* _Task objective_
Search the listing for the string "times" and copy every line that contains it.

* _Supplied records_

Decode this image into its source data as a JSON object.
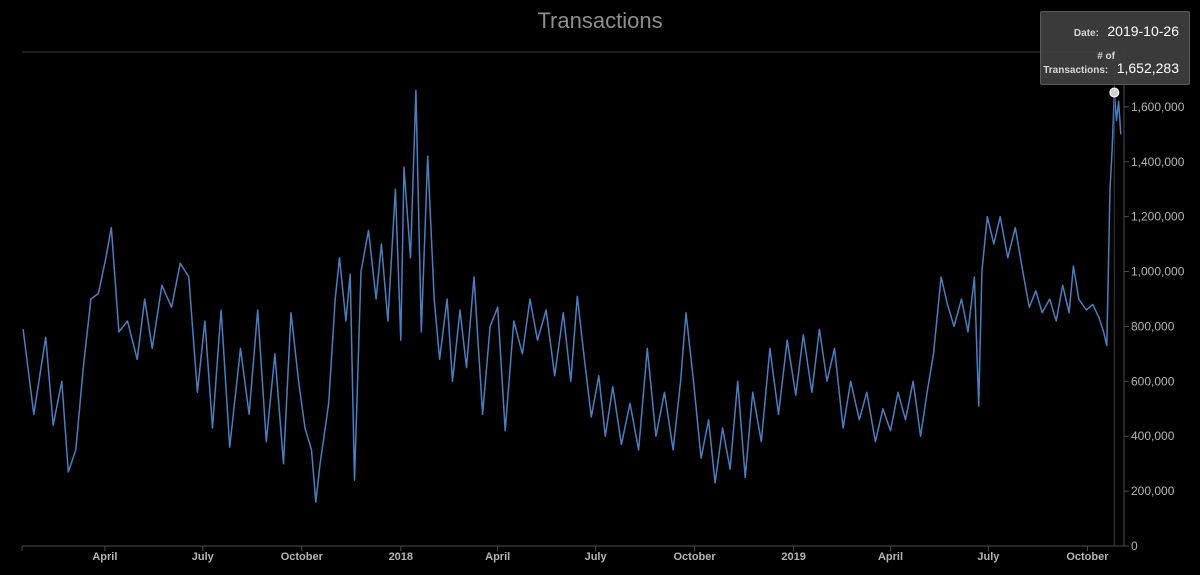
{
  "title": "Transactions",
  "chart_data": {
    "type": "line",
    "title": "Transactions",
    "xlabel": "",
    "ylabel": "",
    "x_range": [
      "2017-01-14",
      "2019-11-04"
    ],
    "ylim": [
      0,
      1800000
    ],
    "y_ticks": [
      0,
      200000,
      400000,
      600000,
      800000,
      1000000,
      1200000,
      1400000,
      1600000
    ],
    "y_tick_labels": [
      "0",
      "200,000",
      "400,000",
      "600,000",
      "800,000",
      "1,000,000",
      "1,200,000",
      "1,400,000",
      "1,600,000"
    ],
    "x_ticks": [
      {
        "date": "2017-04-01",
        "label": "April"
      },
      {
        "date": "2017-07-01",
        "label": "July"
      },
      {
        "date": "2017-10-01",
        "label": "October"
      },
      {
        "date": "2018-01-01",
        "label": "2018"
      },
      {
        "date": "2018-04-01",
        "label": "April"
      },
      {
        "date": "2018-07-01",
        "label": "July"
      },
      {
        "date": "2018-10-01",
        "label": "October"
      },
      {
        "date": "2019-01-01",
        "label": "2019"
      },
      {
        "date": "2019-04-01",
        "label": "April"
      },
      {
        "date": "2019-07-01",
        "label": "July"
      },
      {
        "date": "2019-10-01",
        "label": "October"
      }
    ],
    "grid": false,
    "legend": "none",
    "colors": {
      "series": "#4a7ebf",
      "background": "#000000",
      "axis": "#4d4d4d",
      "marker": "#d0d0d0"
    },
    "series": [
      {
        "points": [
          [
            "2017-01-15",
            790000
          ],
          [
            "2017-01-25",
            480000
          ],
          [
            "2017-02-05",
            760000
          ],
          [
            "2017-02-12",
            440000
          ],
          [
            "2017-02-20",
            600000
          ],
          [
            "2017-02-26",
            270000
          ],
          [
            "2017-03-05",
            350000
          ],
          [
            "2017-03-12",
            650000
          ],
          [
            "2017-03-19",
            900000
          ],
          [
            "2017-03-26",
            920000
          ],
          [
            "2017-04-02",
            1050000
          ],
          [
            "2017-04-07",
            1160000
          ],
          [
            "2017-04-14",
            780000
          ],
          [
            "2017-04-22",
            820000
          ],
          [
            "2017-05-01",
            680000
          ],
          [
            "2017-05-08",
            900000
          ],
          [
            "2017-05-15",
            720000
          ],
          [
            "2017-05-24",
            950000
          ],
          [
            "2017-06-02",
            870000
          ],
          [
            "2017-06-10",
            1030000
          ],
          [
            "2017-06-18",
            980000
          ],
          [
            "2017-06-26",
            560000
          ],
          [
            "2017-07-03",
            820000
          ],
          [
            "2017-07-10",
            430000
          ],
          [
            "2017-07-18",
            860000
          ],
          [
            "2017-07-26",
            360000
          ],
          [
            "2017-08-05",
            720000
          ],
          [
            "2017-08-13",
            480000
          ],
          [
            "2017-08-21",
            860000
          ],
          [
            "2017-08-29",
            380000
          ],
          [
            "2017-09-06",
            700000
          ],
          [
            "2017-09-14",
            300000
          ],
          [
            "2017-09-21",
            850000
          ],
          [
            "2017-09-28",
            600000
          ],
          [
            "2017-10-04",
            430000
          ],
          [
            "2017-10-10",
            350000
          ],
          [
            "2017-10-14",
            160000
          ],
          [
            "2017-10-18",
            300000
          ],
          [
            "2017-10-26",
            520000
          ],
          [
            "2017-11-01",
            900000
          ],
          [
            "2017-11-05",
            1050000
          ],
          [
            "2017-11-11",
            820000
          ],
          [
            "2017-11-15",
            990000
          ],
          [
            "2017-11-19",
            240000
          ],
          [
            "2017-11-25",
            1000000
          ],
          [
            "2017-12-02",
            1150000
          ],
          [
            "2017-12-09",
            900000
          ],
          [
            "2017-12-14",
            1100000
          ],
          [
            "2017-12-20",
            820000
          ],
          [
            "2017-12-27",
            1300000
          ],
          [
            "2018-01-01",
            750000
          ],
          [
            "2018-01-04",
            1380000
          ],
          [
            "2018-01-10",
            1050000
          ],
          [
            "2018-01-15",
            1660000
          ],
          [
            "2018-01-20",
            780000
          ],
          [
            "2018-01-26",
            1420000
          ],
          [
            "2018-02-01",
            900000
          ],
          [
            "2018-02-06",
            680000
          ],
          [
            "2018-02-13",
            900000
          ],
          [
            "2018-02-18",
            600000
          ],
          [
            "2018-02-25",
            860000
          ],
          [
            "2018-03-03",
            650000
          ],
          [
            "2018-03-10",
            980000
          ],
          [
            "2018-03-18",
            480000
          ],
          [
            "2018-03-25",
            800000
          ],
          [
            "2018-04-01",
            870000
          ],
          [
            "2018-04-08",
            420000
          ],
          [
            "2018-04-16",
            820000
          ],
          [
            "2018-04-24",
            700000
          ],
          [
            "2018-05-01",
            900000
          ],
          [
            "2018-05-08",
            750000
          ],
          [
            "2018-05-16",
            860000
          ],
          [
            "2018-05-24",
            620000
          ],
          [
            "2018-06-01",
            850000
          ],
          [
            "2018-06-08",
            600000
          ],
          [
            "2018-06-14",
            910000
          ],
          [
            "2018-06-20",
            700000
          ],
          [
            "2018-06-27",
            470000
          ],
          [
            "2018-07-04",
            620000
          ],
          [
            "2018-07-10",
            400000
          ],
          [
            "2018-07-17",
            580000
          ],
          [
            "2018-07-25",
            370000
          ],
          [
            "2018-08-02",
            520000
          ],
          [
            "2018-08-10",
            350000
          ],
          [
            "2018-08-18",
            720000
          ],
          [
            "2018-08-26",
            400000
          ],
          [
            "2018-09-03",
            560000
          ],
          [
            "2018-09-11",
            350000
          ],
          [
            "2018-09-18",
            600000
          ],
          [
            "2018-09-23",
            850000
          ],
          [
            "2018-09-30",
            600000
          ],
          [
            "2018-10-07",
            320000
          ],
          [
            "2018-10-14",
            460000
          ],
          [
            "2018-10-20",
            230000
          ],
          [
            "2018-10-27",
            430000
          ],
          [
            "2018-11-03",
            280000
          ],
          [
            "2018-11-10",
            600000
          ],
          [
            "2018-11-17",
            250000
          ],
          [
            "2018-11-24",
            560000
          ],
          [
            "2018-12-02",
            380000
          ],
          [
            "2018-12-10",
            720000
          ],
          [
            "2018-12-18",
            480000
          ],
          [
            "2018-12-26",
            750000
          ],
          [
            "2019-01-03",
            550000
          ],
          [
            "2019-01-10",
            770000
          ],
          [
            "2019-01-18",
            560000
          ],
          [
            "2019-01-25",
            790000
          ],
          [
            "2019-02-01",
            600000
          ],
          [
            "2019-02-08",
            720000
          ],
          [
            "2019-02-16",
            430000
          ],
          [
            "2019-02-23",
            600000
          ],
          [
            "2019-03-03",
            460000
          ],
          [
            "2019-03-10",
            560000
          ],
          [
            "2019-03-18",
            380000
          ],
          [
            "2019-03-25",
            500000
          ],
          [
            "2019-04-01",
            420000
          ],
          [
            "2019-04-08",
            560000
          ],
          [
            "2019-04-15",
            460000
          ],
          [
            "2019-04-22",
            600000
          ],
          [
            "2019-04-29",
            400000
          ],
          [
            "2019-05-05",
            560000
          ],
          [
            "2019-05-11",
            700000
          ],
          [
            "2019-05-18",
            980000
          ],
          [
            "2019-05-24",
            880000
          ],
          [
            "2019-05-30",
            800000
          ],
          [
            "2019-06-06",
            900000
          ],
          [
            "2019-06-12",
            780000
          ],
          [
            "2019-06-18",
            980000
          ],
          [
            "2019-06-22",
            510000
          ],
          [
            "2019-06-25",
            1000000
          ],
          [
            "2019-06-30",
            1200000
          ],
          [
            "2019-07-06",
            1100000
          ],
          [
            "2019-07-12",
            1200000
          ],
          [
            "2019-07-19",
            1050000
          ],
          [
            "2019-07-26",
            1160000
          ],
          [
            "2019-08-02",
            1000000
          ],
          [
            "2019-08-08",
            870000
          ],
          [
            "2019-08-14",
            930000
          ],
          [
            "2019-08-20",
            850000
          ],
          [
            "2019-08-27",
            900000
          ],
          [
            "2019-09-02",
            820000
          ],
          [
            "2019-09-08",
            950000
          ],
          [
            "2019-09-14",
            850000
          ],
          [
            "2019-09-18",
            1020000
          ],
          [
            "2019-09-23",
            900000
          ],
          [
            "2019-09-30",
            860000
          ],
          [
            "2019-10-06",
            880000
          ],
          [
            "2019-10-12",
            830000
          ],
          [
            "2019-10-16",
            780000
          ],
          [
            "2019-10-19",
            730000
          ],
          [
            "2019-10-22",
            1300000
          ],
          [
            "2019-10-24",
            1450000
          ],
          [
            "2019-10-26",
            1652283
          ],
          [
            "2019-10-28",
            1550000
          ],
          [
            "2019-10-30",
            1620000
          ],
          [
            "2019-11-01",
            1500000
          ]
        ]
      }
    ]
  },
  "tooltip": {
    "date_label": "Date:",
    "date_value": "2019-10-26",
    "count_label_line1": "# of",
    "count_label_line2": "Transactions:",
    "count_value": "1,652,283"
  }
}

==

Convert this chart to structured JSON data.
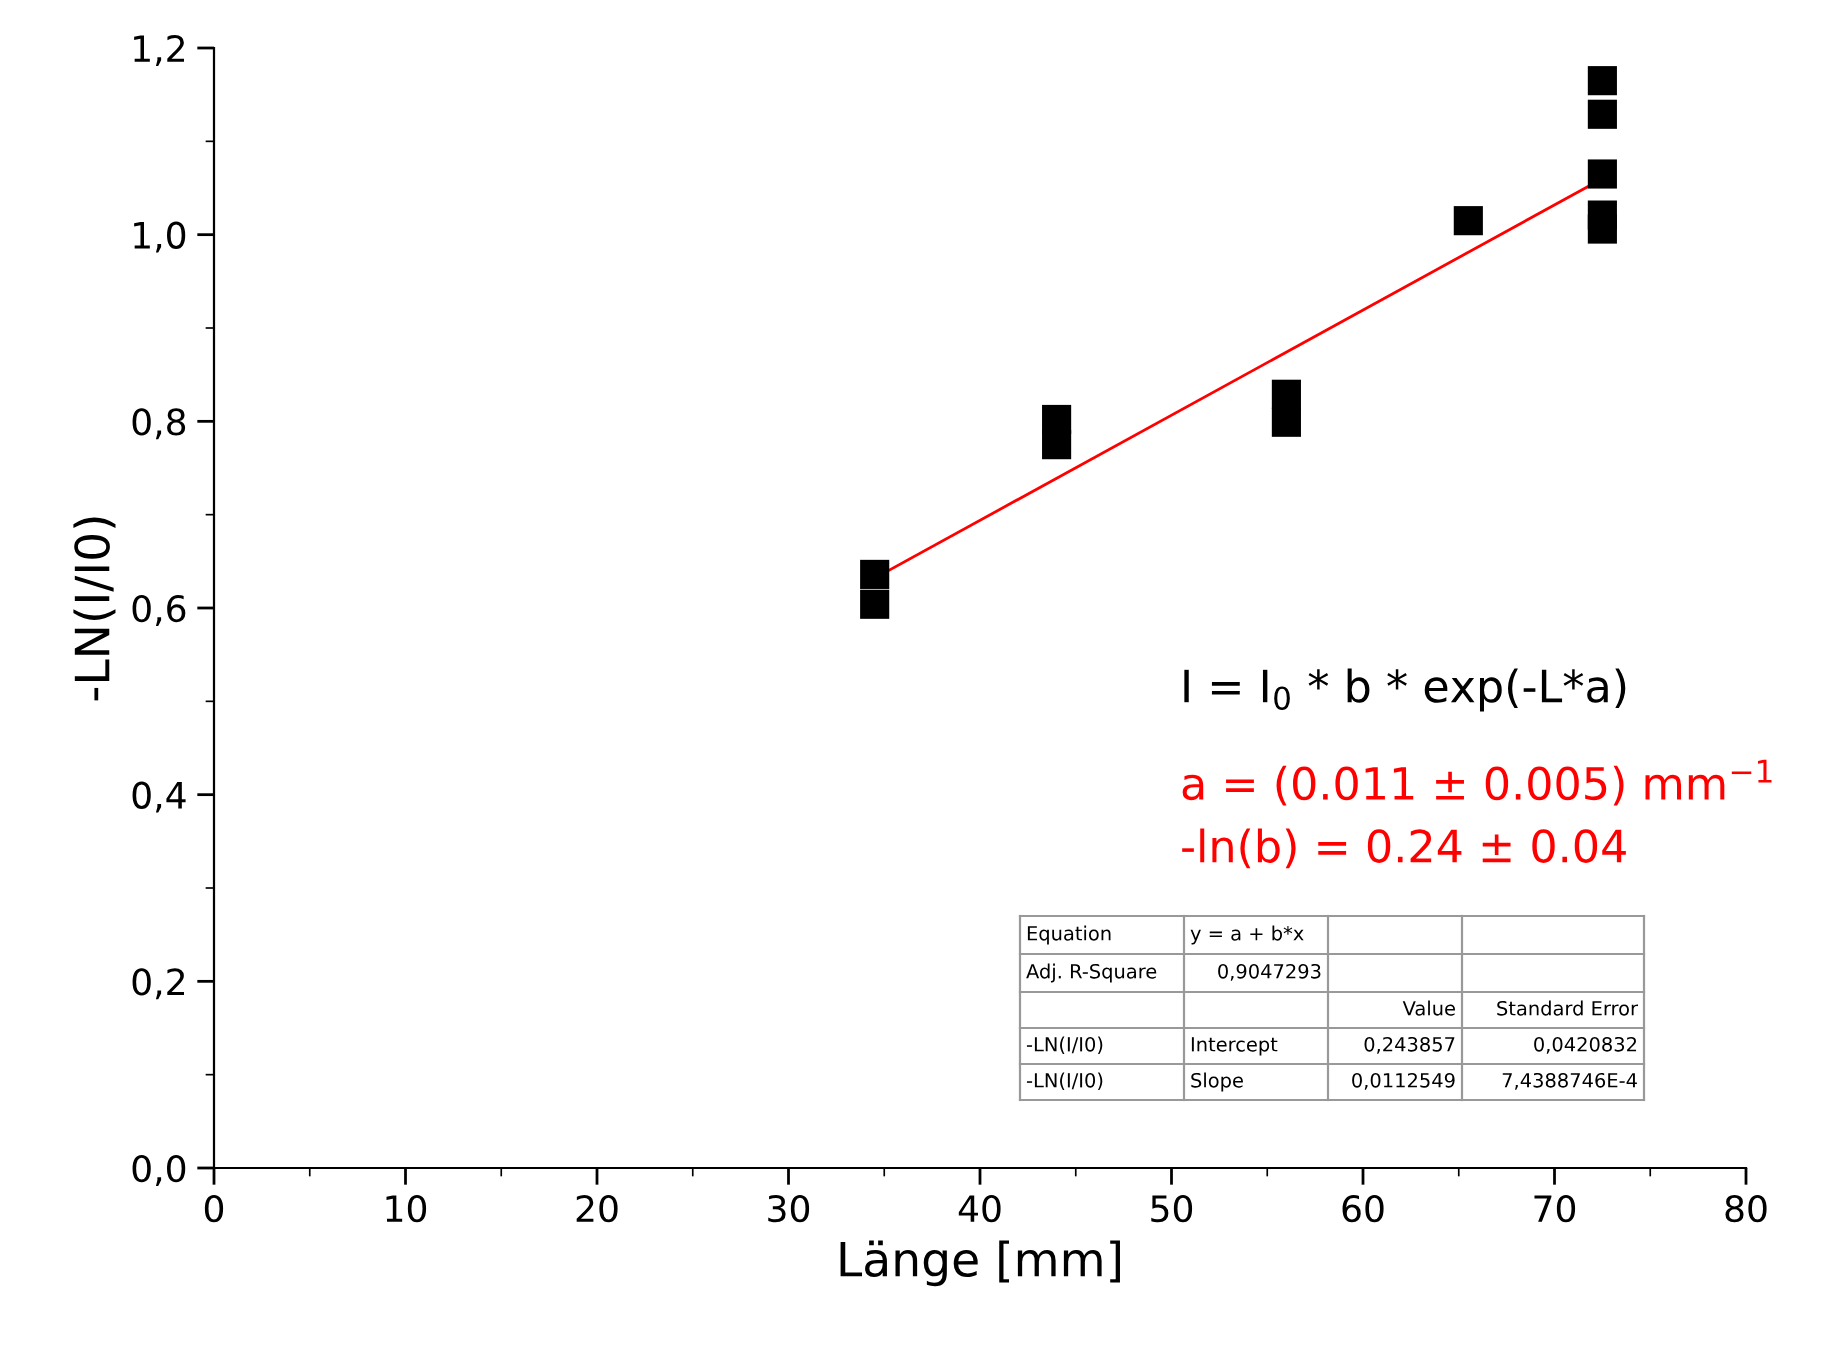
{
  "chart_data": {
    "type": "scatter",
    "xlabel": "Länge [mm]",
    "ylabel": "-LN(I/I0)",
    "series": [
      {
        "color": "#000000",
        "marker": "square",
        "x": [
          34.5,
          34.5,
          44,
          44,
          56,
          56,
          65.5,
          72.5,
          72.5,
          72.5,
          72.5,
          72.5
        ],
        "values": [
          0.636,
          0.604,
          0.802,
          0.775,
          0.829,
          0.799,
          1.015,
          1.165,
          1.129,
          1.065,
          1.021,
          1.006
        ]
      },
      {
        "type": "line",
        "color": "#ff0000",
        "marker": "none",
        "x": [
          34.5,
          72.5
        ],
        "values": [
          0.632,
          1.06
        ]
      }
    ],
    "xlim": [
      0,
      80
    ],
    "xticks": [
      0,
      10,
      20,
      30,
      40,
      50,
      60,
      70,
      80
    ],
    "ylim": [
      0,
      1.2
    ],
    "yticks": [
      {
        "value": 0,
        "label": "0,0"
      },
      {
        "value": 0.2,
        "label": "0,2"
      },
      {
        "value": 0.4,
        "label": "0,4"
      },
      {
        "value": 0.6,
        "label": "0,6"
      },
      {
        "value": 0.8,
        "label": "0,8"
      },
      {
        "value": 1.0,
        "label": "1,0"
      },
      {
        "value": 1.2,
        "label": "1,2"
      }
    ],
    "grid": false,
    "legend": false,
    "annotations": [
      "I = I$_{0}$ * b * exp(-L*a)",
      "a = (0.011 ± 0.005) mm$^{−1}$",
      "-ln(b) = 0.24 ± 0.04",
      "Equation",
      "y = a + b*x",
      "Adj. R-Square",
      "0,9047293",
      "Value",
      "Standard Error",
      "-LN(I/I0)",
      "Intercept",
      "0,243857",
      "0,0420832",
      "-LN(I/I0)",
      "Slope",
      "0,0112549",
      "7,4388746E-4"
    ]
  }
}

---

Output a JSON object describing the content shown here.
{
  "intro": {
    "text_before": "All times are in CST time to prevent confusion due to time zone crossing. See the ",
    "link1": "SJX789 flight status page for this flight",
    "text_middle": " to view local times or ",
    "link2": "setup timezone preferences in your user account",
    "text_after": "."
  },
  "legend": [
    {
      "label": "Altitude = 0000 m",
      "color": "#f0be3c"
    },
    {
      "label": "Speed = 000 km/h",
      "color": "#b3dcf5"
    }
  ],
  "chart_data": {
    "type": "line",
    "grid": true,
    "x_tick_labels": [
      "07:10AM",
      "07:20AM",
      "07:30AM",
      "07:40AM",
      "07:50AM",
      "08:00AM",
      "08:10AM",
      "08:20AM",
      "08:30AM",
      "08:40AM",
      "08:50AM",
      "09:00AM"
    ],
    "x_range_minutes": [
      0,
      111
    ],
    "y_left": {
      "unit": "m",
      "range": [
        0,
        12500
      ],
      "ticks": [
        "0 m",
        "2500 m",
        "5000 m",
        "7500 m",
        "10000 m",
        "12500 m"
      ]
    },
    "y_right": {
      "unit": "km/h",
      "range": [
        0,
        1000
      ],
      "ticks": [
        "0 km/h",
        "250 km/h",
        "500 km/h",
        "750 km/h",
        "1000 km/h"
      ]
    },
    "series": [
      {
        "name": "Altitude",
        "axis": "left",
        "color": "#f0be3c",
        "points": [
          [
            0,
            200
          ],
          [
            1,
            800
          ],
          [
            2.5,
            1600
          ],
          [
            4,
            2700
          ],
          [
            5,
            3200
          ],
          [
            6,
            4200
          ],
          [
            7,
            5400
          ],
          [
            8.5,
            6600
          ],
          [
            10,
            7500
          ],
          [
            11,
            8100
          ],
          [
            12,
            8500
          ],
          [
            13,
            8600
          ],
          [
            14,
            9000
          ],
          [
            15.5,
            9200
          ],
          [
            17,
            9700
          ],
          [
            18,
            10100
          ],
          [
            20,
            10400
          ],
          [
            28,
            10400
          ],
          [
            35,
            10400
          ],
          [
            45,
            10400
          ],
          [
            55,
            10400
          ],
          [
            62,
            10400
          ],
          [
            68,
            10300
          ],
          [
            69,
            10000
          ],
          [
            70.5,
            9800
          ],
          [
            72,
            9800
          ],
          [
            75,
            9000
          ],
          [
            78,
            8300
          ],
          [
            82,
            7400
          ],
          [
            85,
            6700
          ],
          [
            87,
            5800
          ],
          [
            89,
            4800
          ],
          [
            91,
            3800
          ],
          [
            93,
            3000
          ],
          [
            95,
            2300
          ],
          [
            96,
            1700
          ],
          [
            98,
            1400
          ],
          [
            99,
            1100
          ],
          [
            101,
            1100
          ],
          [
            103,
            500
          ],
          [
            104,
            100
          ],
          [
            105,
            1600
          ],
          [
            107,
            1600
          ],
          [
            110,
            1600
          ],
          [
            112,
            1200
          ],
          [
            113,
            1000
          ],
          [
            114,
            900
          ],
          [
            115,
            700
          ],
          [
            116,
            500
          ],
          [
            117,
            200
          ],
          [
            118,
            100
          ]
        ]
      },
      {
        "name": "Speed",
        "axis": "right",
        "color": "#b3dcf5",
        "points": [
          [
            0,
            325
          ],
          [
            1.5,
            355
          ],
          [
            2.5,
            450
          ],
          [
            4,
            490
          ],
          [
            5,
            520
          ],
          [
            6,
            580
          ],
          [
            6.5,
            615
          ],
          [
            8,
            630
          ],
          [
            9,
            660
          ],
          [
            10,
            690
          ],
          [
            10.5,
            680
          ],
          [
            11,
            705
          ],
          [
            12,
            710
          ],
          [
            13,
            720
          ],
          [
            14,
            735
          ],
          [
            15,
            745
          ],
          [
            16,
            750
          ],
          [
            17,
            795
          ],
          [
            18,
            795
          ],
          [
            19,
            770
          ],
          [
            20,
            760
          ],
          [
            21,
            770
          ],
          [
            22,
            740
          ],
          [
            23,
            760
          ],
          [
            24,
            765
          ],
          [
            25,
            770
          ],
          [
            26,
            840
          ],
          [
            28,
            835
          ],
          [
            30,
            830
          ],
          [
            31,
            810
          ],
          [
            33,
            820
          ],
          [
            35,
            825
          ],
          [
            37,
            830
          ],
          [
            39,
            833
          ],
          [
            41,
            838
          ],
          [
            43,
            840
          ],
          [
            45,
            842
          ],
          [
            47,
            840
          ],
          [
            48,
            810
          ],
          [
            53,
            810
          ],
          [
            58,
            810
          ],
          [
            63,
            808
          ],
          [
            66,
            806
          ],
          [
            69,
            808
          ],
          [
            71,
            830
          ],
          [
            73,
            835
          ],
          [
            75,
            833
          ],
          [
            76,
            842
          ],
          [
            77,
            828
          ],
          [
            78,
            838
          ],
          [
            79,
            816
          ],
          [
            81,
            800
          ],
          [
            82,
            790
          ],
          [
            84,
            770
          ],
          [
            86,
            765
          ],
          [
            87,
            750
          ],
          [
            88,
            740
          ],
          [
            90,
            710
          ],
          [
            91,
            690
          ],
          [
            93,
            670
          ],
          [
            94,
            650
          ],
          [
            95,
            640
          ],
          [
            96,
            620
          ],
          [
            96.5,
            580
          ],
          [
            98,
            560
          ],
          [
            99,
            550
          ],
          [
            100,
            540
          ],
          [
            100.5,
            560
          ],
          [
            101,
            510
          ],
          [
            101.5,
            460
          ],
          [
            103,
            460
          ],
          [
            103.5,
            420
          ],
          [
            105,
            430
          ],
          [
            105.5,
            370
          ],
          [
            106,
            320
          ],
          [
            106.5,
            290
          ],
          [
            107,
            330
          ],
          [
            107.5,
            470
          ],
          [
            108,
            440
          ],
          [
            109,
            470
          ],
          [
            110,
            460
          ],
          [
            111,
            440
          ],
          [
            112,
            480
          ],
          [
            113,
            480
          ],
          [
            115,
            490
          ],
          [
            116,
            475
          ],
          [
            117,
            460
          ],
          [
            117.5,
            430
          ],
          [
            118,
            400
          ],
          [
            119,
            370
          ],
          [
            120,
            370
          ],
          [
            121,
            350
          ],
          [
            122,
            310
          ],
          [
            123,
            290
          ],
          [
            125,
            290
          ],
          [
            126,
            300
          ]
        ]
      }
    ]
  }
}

* _Expected output_
    "text_before": "All times are in CST time to prevent confusion due to time zone crossing. See the ",
    "text_middle": " to view local times or ",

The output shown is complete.